_Extracted entries_
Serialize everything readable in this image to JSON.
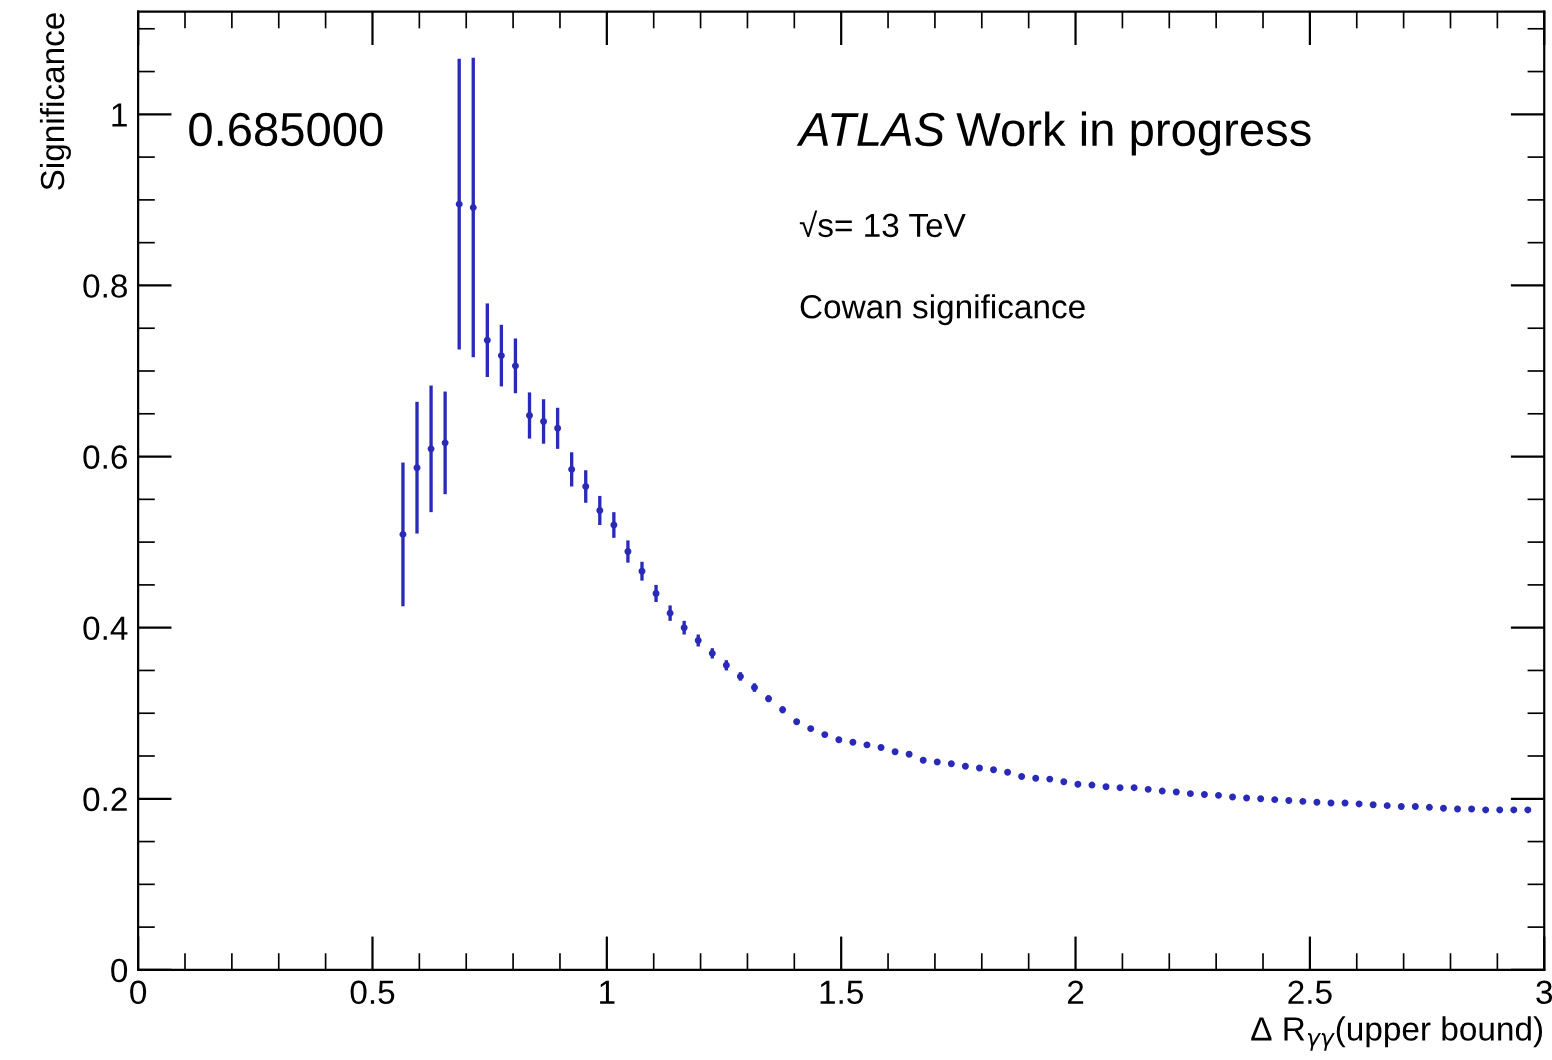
{
  "chart_data": {
    "type": "scatter",
    "xlabel": "Δ R$_{γγ}$(upper bound)",
    "ylabel": "Significance",
    "annotations": [
      "0.685000",
      "ATLAS",
      "Work in progress",
      "√s= 13 TeV",
      "Cowan significance"
    ],
    "x": [
      0.565,
      0.595,
      0.625,
      0.655,
      0.685,
      0.715,
      0.745,
      0.775,
      0.805,
      0.835,
      0.865,
      0.895,
      0.925,
      0.955,
      0.985,
      1.015,
      1.045,
      1.075,
      1.105,
      1.135,
      1.165,
      1.195,
      1.225,
      1.255,
      1.285,
      1.315,
      1.345,
      1.375,
      1.405,
      1.435,
      1.465,
      1.495,
      1.525,
      1.555,
      1.585,
      1.615,
      1.645,
      1.675,
      1.705,
      1.735,
      1.765,
      1.795,
      1.825,
      1.855,
      1.885,
      1.915,
      1.945,
      1.975,
      2.005,
      2.035,
      2.065,
      2.095,
      2.125,
      2.155,
      2.185,
      2.215,
      2.245,
      2.275,
      2.305,
      2.335,
      2.365,
      2.395,
      2.425,
      2.455,
      2.485,
      2.515,
      2.545,
      2.575,
      2.605,
      2.635,
      2.665,
      2.695,
      2.725,
      2.755,
      2.785,
      2.815,
      2.845,
      2.875,
      2.905,
      2.935,
      2.965
    ],
    "series": [
      {
        "color": "#2a2ab8",
        "values": [
          0.509,
          0.587,
          0.609,
          0.616,
          0.895,
          0.891,
          0.736,
          0.718,
          0.706,
          0.648,
          0.641,
          0.633,
          0.585,
          0.565,
          0.537,
          0.52,
          0.489,
          0.466,
          0.44,
          0.417,
          0.4,
          0.385,
          0.37,
          0.356,
          0.343,
          0.33,
          0.317,
          0.304,
          0.29,
          0.282,
          0.275,
          0.269,
          0.266,
          0.263,
          0.26,
          0.255,
          0.252,
          0.245,
          0.243,
          0.241,
          0.238,
          0.236,
          0.234,
          0.231,
          0.226,
          0.224,
          0.223,
          0.22,
          0.217,
          0.216,
          0.214,
          0.213,
          0.213,
          0.211,
          0.209,
          0.208,
          0.206,
          0.205,
          0.204,
          0.202,
          0.201,
          0.2,
          0.199,
          0.198,
          0.197,
          0.196,
          0.195,
          0.195,
          0.194,
          0.193,
          0.192,
          0.191,
          0.191,
          0.19,
          0.189,
          0.188,
          0.188,
          0.187,
          0.187,
          0.187,
          0.187
        ],
        "errors": [
          0.084,
          0.077,
          0.074,
          0.06,
          0.17,
          0.175,
          0.043,
          0.036,
          0.032,
          0.027,
          0.026,
          0.024,
          0.02,
          0.019,
          0.017,
          0.015,
          0.013,
          0.011,
          0.01,
          0.009,
          0.008,
          0.007,
          0.006,
          0.006,
          0.005,
          0.005,
          0.004,
          0.004,
          0.003,
          0.003,
          0.003,
          0.003,
          0.003,
          0.003,
          0.003,
          0.003,
          0.003,
          0.002,
          0.002,
          0.002,
          0.002,
          0.002,
          0.002,
          0.002,
          0.002,
          0.002,
          0.002,
          0.002,
          0.002,
          0.002,
          0.002,
          0.002,
          0.002,
          0.002,
          0.002,
          0.002,
          0.002,
          0.002,
          0.002,
          0.002,
          0.002,
          0.002,
          0.002,
          0.002,
          0.002,
          0.002,
          0.002,
          0.002,
          0.002,
          0.002,
          0.002,
          0.002,
          0.002,
          0.002,
          0.002,
          0.002,
          0.002,
          0.002,
          0.002,
          0.002,
          0.002
        ]
      }
    ],
    "xlim": [
      0,
      3
    ],
    "xticks": [
      0,
      0.5,
      1,
      1.5,
      2,
      2.5,
      3
    ],
    "ylim": [
      0,
      1.12
    ],
    "yticks": [
      0,
      0.2,
      0.4,
      0.6,
      0.8,
      1
    ],
    "marker": "circle",
    "grid": false,
    "legend": false
  }
}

_Instructions for the task_
Write out the listing above exactly as it stands, pictures excluded.

_Exercise solution_
Serialize everything readable in this image to JSON.
{
  "chart_data": {
    "type": "scatter",
    "xlabel": "Δ R$_{γγ}$(upper bound)",
    "ylabel": "Significance",
    "annotations": [
      "0.685000",
      "ATLAS",
      "Work in progress",
      "√s= 13 TeV",
      "Cowan significance"
    ],
    "x": [
      0.565,
      0.595,
      0.625,
      0.655,
      0.685,
      0.715,
      0.745,
      0.775,
      0.805,
      0.835,
      0.865,
      0.895,
      0.925,
      0.955,
      0.985,
      1.015,
      1.045,
      1.075,
      1.105,
      1.135,
      1.165,
      1.195,
      1.225,
      1.255,
      1.285,
      1.315,
      1.345,
      1.375,
      1.405,
      1.435,
      1.465,
      1.495,
      1.525,
      1.555,
      1.585,
      1.615,
      1.645,
      1.675,
      1.705,
      1.735,
      1.765,
      1.795,
      1.825,
      1.855,
      1.885,
      1.915,
      1.945,
      1.975,
      2.005,
      2.035,
      2.065,
      2.095,
      2.125,
      2.155,
      2.185,
      2.215,
      2.245,
      2.275,
      2.305,
      2.335,
      2.365,
      2.395,
      2.425,
      2.455,
      2.485,
      2.515,
      2.545,
      2.575,
      2.605,
      2.635,
      2.665,
      2.695,
      2.725,
      2.755,
      2.785,
      2.815,
      2.845,
      2.875,
      2.905,
      2.935,
      2.965
    ],
    "series": [
      {
        "color": "#2a2ab8",
        "values": [
          0.509,
          0.587,
          0.609,
          0.616,
          0.895,
          0.891,
          0.736,
          0.718,
          0.706,
          0.648,
          0.641,
          0.633,
          0.585,
          0.565,
          0.537,
          0.52,
          0.489,
          0.466,
          0.44,
          0.417,
          0.4,
          0.385,
          0.37,
          0.356,
          0.343,
          0.33,
          0.317,
          0.304,
          0.29,
          0.282,
          0.275,
          0.269,
          0.266,
          0.263,
          0.26,
          0.255,
          0.252,
          0.245,
          0.243,
          0.241,
          0.238,
          0.236,
          0.234,
          0.231,
          0.226,
          0.224,
          0.223,
          0.22,
          0.217,
          0.216,
          0.214,
          0.213,
          0.213,
          0.211,
          0.209,
          0.208,
          0.206,
          0.205,
          0.204,
          0.202,
          0.201,
          0.2,
          0.199,
          0.198,
          0.197,
          0.196,
          0.195,
          0.195,
          0.194,
          0.193,
          0.192,
          0.191,
          0.191,
          0.19,
          0.189,
          0.188,
          0.188,
          0.187,
          0.187,
          0.187,
          0.187
        ],
        "errors": [
          0.084,
          0.077,
          0.074,
          0.06,
          0.17,
          0.175,
          0.043,
          0.036,
          0.032,
          0.027,
          0.026,
          0.024,
          0.02,
          0.019,
          0.017,
          0.015,
          0.013,
          0.011,
          0.01,
          0.009,
          0.008,
          0.007,
          0.006,
          0.006,
          0.005,
          0.005,
          0.004,
          0.004,
          0.003,
          0.003,
          0.003,
          0.003,
          0.003,
          0.003,
          0.003,
          0.003,
          0.003,
          0.002,
          0.002,
          0.002,
          0.002,
          0.002,
          0.002,
          0.002,
          0.002,
          0.002,
          0.002,
          0.002,
          0.002,
          0.002,
          0.002,
          0.002,
          0.002,
          0.002,
          0.002,
          0.002,
          0.002,
          0.002,
          0.002,
          0.002,
          0.002,
          0.002,
          0.002,
          0.002,
          0.002,
          0.002,
          0.002,
          0.002,
          0.002,
          0.002,
          0.002,
          0.002,
          0.002,
          0.002,
          0.002,
          0.002,
          0.002,
          0.002,
          0.002,
          0.002,
          0.002
        ]
      }
    ],
    "xlim": [
      0,
      3
    ],
    "xticks": [
      0,
      0.5,
      1,
      1.5,
      2,
      2.5,
      3
    ],
    "ylim": [
      0,
      1.12
    ],
    "yticks": [
      0,
      0.2,
      0.4,
      0.6,
      0.8,
      1
    ],
    "marker": "circle",
    "grid": false,
    "legend": false
  }
}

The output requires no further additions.